> **Task**: Select from the data all lines with the word "subscript".

>> BEGIN Extracted material

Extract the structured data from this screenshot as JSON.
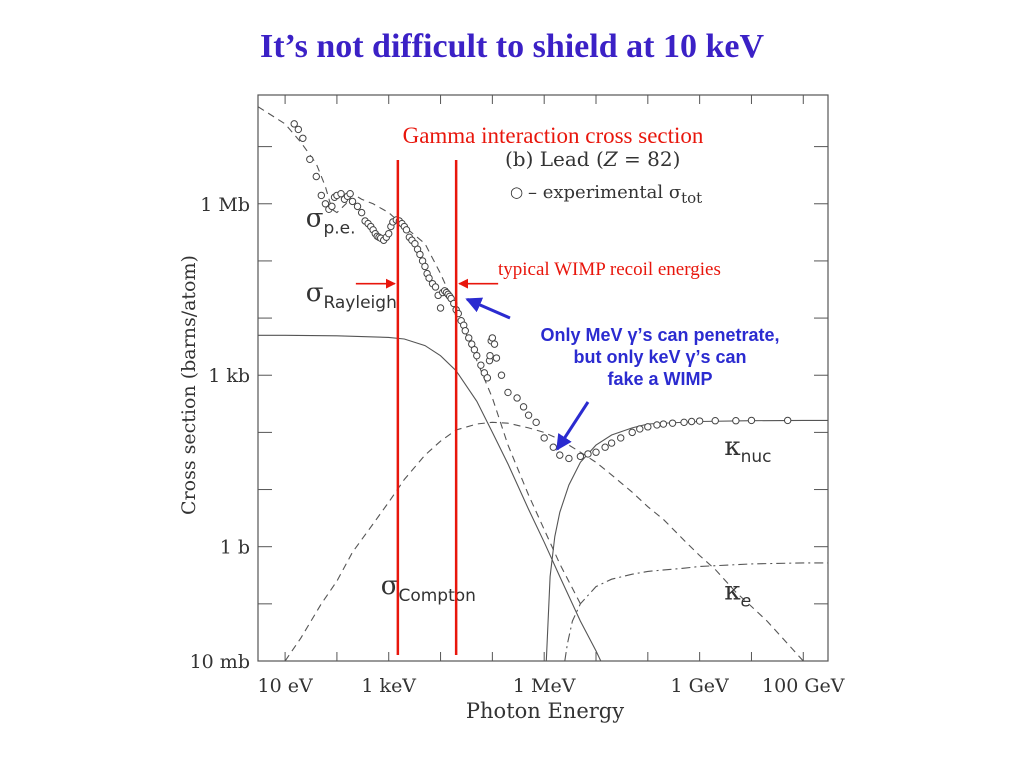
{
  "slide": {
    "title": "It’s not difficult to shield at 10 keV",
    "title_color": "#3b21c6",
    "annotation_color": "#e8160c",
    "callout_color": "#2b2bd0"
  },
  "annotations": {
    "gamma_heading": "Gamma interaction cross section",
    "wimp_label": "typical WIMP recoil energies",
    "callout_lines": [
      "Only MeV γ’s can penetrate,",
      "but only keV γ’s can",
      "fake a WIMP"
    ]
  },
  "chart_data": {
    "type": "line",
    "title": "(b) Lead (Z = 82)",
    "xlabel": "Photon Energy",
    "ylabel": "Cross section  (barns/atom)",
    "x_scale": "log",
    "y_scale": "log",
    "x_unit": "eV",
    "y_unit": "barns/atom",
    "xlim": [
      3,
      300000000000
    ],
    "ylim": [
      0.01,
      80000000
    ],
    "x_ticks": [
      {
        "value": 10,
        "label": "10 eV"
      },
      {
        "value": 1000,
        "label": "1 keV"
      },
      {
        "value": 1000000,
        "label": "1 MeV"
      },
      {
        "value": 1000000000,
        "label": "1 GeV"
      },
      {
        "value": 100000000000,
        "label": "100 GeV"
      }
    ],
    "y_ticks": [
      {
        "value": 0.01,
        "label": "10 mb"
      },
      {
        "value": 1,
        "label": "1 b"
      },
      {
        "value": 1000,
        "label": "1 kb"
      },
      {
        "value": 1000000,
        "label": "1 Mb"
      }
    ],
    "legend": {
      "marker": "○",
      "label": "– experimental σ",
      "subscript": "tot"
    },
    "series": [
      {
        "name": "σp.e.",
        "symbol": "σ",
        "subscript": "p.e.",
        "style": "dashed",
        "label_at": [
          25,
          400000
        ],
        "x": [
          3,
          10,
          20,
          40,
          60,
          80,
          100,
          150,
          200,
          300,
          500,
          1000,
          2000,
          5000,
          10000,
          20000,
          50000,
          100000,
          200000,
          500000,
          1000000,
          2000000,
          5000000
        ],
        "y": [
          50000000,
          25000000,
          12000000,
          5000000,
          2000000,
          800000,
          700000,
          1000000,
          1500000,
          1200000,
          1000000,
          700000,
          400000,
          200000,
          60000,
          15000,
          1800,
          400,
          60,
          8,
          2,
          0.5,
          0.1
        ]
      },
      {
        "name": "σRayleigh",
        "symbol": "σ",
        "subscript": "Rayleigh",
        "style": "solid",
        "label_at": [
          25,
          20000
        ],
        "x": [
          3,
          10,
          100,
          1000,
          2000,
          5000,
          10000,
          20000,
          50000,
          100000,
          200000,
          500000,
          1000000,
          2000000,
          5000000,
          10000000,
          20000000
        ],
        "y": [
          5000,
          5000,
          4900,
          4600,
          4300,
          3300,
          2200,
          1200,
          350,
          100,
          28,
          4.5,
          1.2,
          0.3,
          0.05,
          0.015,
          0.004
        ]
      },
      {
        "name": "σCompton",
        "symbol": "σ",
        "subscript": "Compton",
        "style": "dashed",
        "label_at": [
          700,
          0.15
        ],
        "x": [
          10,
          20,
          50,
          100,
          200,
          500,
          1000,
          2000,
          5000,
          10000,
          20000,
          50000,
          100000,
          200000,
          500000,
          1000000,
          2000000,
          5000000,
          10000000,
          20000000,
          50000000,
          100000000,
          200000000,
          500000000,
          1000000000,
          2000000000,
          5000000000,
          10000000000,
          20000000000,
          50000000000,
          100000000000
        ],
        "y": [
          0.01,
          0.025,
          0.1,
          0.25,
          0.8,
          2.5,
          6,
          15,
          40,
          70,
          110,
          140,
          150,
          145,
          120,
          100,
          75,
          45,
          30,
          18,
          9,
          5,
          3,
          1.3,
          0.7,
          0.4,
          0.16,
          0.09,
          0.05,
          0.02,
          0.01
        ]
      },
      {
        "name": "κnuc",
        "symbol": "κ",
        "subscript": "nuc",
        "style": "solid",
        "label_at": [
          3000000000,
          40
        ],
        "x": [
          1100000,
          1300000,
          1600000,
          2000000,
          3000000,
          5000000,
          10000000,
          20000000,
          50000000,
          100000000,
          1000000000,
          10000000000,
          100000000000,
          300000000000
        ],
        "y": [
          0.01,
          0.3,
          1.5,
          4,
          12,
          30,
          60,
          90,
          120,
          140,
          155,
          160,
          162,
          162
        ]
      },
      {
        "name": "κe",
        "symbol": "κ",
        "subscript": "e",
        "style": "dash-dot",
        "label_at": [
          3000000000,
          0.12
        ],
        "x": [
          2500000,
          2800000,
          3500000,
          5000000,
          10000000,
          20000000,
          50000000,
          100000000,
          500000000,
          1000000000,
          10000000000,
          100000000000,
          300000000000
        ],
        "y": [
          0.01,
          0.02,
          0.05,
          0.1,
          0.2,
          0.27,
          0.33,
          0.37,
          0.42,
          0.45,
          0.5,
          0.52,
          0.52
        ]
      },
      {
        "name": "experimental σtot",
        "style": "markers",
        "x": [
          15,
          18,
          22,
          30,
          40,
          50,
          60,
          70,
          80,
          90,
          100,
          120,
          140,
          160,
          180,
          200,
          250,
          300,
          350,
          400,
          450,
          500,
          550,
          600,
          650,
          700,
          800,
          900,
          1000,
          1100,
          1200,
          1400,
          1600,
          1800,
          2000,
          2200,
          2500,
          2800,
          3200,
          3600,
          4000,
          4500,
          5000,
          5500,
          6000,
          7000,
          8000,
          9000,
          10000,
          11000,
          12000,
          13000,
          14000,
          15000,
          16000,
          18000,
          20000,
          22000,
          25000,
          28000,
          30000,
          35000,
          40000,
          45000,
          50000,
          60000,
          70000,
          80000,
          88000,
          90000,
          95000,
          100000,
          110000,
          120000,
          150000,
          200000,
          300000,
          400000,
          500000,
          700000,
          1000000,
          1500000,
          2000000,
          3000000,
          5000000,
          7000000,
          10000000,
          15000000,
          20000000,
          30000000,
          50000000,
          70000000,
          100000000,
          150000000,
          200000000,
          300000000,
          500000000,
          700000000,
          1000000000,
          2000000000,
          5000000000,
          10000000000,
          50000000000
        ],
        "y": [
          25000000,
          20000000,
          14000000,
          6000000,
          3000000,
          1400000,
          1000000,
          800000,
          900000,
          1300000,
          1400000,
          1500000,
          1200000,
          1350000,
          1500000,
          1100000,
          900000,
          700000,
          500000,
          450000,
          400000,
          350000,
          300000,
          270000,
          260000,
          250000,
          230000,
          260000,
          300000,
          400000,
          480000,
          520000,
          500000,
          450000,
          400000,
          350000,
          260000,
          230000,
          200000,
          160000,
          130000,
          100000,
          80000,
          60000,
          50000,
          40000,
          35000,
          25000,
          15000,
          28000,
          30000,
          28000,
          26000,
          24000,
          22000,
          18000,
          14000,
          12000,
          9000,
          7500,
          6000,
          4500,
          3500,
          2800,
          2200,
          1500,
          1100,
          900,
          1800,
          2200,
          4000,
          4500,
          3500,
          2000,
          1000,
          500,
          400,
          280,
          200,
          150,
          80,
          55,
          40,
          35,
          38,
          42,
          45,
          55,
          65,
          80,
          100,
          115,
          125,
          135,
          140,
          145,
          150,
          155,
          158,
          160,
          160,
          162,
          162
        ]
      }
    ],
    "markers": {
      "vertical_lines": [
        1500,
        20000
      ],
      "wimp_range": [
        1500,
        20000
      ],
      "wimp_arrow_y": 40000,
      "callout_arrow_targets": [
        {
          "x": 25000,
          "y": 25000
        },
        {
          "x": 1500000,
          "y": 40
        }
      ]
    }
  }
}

>> END Extracted material
>> BEGIN Extracted material

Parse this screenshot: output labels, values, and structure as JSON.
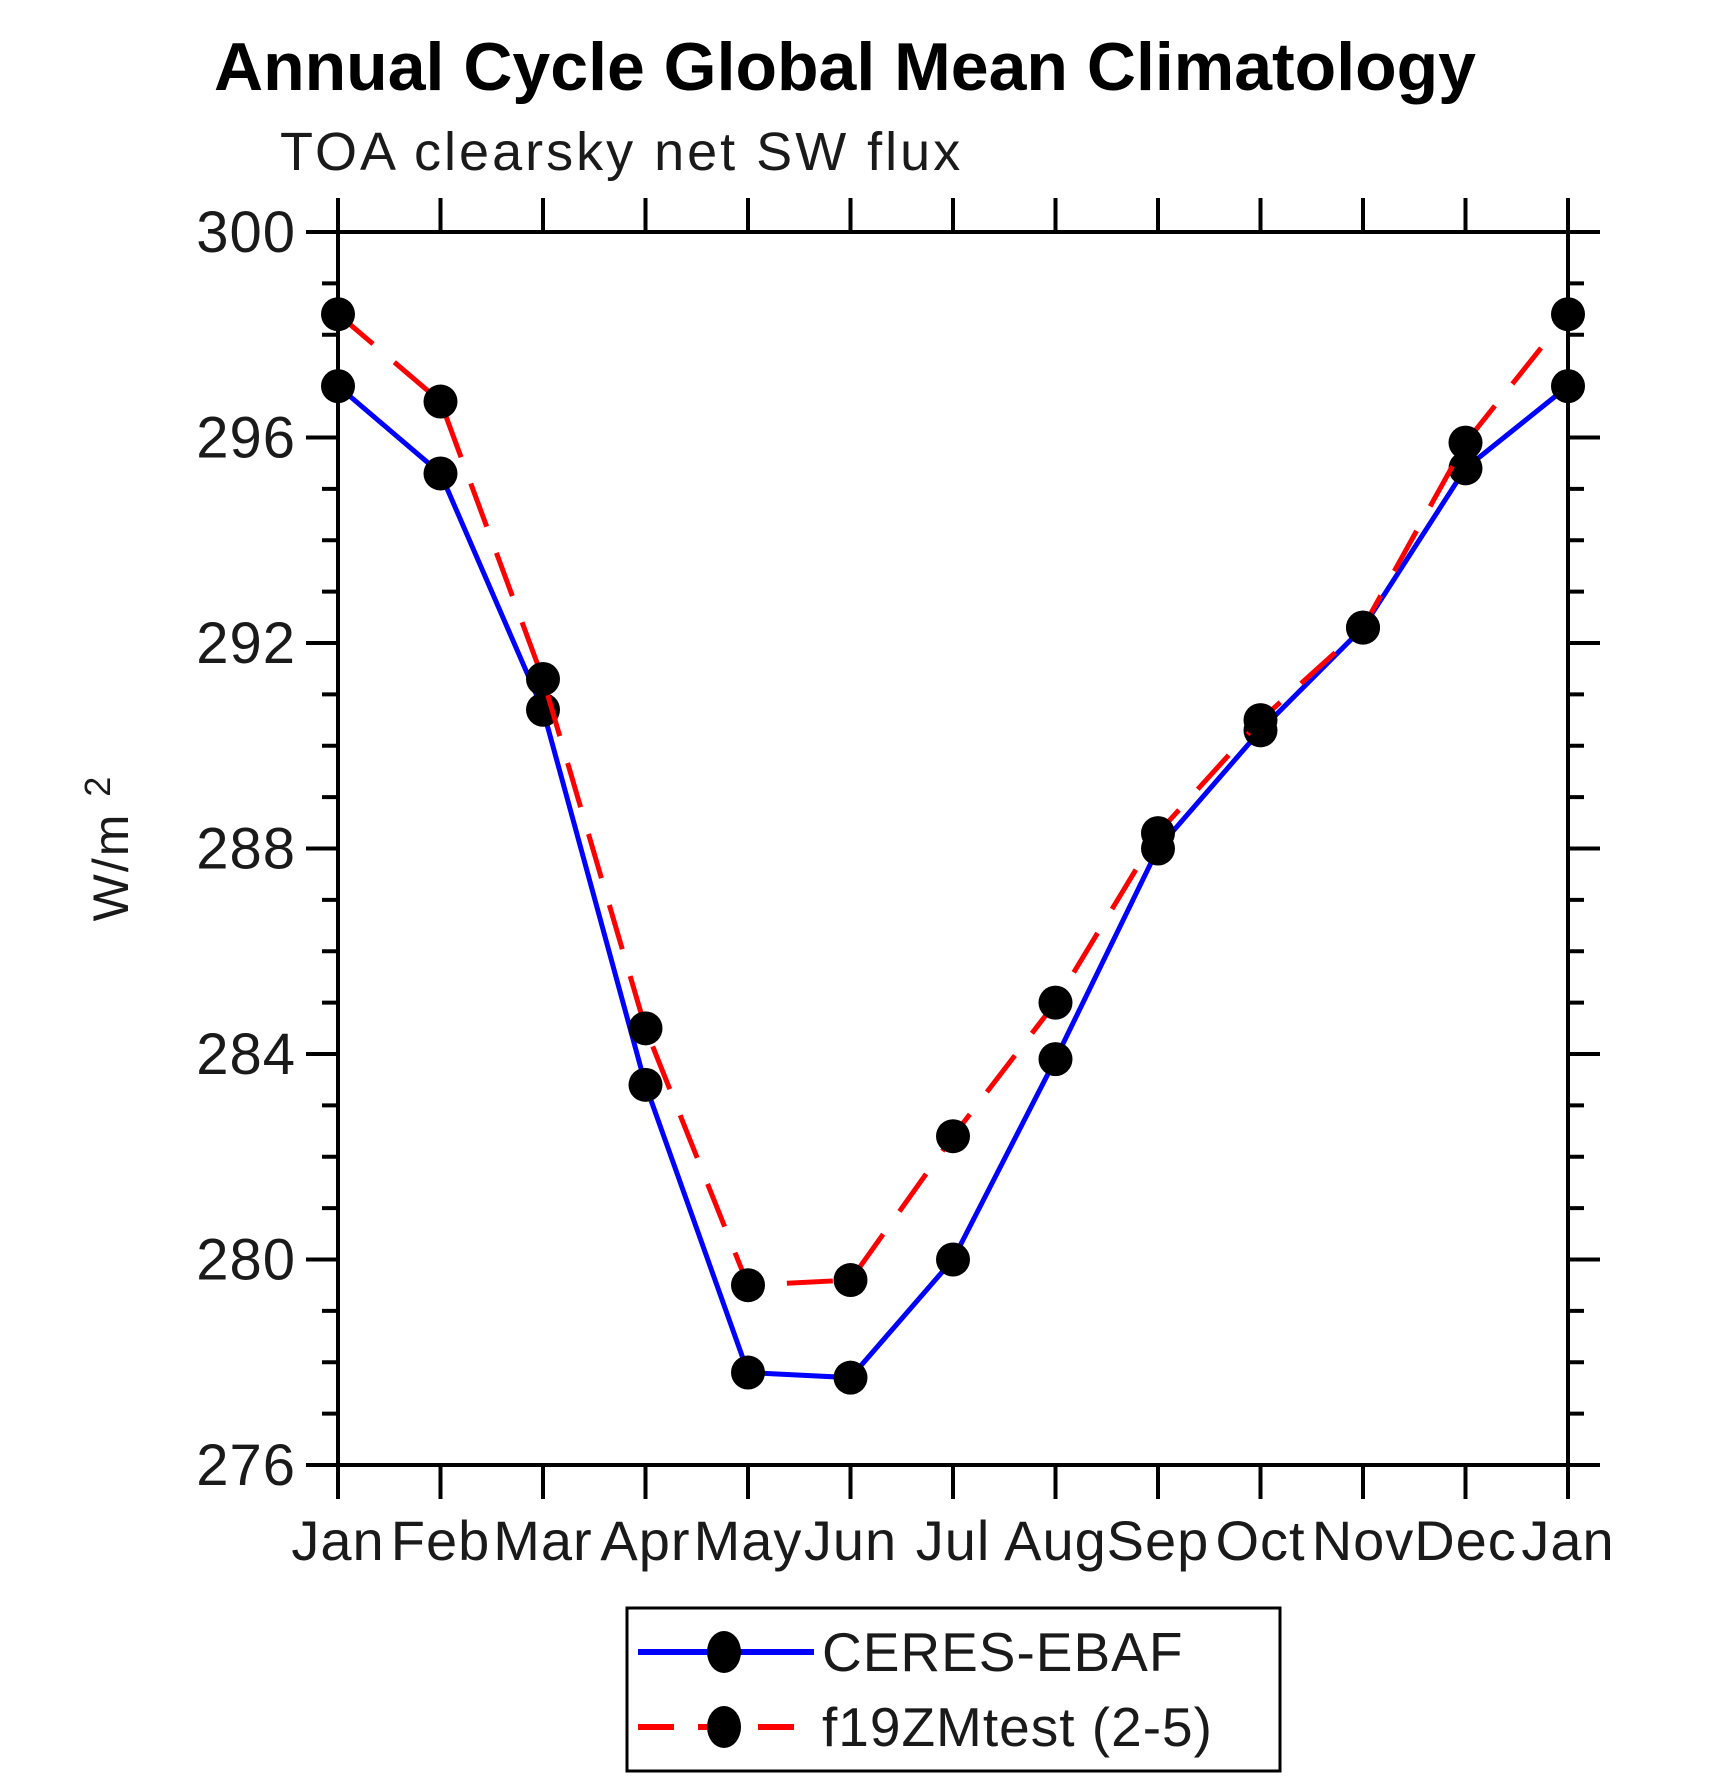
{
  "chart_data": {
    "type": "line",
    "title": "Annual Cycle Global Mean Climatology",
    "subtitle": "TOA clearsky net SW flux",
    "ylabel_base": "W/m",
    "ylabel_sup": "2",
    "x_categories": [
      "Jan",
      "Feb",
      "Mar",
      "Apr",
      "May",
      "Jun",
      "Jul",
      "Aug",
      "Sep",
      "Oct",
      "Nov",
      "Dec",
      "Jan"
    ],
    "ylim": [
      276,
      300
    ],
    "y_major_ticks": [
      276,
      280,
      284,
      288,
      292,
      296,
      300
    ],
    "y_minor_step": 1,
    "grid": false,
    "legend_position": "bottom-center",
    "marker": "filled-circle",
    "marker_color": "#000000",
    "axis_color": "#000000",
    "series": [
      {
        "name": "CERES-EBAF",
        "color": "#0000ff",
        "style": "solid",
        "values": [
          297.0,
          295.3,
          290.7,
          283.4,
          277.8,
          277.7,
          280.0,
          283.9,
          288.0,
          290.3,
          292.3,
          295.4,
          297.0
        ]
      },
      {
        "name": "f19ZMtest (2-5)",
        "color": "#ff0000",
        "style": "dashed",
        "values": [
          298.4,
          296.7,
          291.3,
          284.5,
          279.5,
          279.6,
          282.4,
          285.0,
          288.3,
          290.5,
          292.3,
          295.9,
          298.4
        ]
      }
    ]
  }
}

>> END Extracted material

> **Complete response**:
      "subscript": "tot"
        "subscript": "p.e.",
        "subscript": "Rayleigh",
        "subscript": "Compton",
        "subscript": "nuc",
        "subscript": "e",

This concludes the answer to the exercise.